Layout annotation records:
'''
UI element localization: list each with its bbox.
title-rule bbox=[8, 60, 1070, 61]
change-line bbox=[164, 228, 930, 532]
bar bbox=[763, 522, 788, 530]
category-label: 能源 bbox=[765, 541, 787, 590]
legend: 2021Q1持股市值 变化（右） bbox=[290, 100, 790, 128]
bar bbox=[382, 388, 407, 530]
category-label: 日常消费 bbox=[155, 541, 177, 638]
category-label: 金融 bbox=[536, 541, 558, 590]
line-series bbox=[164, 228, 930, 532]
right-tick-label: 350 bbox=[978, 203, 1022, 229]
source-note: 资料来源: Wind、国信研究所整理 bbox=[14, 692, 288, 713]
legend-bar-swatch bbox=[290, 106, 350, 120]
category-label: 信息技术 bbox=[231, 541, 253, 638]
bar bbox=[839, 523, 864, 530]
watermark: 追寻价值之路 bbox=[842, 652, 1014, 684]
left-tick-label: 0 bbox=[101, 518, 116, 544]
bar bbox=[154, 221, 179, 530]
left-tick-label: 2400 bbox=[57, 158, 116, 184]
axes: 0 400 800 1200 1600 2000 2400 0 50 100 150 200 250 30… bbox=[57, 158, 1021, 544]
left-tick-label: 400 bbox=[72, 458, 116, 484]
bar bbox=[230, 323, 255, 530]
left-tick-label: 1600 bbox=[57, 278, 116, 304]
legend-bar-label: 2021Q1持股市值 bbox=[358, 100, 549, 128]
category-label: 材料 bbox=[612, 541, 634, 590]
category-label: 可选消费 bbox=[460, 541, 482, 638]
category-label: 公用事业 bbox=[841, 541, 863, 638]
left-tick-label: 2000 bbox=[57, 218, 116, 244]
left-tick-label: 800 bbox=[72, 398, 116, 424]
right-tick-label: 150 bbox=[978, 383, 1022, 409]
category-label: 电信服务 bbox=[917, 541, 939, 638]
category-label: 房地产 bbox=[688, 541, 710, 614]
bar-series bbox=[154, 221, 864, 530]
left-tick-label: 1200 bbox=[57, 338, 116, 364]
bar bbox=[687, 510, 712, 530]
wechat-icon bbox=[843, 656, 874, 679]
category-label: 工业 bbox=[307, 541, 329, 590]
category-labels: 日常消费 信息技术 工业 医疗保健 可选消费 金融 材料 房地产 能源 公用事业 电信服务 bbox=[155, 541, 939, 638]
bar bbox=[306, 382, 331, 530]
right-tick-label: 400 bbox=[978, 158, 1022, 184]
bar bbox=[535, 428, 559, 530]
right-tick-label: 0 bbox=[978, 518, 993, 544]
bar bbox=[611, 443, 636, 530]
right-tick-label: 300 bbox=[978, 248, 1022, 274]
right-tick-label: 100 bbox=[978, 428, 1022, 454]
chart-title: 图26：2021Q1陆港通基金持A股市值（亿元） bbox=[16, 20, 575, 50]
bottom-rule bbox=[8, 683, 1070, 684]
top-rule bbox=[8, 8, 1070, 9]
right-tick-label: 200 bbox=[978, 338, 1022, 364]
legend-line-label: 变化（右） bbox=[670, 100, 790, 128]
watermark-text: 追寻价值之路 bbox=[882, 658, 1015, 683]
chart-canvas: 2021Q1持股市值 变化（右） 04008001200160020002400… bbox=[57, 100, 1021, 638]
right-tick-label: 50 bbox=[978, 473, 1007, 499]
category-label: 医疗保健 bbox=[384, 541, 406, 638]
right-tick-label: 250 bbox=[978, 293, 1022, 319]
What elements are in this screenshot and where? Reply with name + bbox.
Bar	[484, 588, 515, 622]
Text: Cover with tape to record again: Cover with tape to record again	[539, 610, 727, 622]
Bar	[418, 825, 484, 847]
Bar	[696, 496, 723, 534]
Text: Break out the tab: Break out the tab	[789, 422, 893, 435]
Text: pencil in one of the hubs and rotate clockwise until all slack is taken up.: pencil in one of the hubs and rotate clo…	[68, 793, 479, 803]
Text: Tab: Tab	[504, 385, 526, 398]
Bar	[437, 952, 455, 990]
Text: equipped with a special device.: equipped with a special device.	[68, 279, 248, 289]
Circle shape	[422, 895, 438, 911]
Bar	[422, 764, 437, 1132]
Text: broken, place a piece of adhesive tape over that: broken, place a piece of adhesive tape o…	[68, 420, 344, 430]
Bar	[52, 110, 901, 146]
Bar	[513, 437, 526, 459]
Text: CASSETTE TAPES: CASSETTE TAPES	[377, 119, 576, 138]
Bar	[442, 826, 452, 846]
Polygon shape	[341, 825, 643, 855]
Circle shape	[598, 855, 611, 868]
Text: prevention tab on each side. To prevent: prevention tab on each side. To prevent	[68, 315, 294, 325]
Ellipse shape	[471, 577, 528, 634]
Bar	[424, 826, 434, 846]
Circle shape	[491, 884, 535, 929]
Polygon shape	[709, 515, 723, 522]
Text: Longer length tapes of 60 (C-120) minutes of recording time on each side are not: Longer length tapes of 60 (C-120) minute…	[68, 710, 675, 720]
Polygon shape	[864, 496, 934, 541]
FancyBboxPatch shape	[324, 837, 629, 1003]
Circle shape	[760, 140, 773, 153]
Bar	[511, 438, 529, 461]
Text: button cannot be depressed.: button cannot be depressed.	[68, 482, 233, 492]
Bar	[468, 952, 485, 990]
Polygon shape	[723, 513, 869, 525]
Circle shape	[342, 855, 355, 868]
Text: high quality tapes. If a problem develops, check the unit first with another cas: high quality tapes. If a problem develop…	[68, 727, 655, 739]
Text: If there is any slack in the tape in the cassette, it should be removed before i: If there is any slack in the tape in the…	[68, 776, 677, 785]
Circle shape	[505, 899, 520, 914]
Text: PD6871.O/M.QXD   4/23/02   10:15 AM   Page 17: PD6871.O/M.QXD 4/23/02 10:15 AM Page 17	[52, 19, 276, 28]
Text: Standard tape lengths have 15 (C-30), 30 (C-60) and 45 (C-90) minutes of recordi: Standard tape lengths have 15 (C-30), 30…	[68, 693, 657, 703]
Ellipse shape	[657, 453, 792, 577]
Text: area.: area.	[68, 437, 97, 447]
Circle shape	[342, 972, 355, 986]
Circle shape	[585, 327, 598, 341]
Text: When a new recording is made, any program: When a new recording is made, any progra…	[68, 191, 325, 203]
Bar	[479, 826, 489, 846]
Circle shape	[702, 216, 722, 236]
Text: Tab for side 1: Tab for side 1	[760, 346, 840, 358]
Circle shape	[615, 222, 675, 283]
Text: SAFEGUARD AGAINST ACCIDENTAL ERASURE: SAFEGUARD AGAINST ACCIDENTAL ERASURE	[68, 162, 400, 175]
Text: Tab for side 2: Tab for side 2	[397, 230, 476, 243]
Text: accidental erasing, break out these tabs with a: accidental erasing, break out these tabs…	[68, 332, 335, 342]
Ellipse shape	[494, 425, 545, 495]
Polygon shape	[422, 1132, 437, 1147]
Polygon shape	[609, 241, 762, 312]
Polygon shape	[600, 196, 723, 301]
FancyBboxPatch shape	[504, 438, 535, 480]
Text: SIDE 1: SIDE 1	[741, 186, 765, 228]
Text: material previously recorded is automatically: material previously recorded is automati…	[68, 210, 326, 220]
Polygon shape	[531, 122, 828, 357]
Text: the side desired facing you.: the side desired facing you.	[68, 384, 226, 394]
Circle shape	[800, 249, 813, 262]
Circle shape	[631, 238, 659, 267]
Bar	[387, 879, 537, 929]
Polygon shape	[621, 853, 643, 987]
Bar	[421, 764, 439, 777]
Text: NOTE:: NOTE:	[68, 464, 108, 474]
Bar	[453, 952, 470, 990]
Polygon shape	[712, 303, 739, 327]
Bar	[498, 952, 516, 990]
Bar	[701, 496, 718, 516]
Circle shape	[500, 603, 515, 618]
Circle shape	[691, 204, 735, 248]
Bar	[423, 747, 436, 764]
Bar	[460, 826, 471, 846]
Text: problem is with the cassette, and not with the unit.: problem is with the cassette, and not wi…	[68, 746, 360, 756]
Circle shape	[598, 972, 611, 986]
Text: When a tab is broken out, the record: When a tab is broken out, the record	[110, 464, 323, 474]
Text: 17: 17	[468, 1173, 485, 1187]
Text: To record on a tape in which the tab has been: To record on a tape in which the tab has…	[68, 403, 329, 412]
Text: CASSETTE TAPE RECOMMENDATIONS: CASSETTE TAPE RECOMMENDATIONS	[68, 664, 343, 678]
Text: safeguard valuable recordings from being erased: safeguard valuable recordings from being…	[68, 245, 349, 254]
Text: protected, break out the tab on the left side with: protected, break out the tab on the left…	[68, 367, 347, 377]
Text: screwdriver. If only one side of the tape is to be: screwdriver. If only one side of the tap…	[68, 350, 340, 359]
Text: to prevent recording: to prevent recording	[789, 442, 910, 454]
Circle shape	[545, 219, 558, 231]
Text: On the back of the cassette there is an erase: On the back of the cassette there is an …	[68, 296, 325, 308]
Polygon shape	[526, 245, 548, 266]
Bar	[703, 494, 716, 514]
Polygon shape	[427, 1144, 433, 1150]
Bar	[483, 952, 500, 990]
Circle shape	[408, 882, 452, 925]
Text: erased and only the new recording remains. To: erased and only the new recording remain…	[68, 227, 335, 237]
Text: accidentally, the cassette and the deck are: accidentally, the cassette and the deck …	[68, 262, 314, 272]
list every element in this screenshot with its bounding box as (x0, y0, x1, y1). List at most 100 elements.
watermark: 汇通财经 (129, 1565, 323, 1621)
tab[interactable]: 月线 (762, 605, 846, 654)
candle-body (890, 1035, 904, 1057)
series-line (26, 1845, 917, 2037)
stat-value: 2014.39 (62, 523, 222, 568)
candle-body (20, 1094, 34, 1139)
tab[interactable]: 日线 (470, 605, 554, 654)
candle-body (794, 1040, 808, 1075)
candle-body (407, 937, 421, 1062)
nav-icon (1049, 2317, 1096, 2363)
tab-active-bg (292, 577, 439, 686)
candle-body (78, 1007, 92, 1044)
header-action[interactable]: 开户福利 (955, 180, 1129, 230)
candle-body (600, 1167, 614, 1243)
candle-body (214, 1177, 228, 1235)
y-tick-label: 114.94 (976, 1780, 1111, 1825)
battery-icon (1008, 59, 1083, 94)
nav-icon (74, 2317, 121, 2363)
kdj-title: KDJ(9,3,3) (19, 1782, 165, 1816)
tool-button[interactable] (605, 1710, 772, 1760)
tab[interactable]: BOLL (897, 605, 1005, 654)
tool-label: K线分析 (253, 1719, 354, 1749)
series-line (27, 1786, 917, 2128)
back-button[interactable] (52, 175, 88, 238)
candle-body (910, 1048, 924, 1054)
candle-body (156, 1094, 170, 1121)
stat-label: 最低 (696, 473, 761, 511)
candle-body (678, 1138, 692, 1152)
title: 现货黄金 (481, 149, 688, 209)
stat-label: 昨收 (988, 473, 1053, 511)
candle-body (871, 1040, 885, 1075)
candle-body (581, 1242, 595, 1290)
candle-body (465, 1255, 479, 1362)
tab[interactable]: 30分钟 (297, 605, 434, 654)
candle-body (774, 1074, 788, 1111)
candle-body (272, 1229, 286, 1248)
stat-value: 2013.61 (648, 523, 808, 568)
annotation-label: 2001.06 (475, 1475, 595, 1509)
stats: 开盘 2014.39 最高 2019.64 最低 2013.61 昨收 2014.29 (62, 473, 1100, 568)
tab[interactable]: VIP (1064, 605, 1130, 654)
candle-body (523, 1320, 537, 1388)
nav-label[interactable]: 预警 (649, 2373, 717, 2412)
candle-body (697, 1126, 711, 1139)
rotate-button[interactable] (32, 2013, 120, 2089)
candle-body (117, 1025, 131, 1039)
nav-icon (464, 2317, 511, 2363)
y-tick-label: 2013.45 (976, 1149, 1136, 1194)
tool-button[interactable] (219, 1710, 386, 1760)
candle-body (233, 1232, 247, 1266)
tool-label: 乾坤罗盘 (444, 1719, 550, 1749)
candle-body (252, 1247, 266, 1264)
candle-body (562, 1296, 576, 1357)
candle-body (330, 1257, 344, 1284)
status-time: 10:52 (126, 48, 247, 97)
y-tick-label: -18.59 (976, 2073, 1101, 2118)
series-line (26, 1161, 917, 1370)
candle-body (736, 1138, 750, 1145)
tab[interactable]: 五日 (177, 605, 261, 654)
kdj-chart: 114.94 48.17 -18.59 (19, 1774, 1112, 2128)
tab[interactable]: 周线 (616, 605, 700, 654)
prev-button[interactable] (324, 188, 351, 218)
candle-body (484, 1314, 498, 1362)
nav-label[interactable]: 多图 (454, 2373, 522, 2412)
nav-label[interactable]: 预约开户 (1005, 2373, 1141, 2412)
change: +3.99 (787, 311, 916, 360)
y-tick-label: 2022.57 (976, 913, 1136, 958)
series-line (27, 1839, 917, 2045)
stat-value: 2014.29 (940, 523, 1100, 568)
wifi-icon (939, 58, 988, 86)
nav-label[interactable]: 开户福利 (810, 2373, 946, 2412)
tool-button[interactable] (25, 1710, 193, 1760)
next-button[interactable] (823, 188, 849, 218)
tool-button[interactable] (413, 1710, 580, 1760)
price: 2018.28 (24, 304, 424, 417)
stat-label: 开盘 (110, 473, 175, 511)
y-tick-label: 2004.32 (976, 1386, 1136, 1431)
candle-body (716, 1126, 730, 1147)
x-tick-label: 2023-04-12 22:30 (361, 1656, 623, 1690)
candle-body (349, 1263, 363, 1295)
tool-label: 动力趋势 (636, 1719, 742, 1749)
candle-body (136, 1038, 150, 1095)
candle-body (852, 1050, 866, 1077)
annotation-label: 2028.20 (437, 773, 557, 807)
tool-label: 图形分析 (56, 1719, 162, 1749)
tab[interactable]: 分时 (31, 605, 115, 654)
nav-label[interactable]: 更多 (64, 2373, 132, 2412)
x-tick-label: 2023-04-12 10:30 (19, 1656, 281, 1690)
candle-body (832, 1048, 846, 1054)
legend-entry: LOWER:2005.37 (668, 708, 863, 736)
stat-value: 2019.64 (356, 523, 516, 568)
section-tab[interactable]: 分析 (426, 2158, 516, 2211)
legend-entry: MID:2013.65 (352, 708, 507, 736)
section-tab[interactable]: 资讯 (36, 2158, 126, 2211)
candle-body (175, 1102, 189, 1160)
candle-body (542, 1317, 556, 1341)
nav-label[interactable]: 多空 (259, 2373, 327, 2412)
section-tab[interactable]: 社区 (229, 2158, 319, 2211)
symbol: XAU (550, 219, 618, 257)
'''
> **WHAT TO DO**
Put the material into a numbered list, from its first line up to and including the line containing "bar bbox=[382, 388, 407, 530]". Omit any blank lines.

> **TASK SOLUTION**
1. UI element localization: list each with its bbox.
2. title-rule bbox=[8, 60, 1070, 61]
3. change-line bbox=[164, 228, 930, 532]
4. bar bbox=[763, 522, 788, 530]
5. category-label: 能源 bbox=[765, 541, 787, 590]
6. legend: 2021Q1持股市值 变化（右） bbox=[290, 100, 790, 128]
7. bar bbox=[382, 388, 407, 530]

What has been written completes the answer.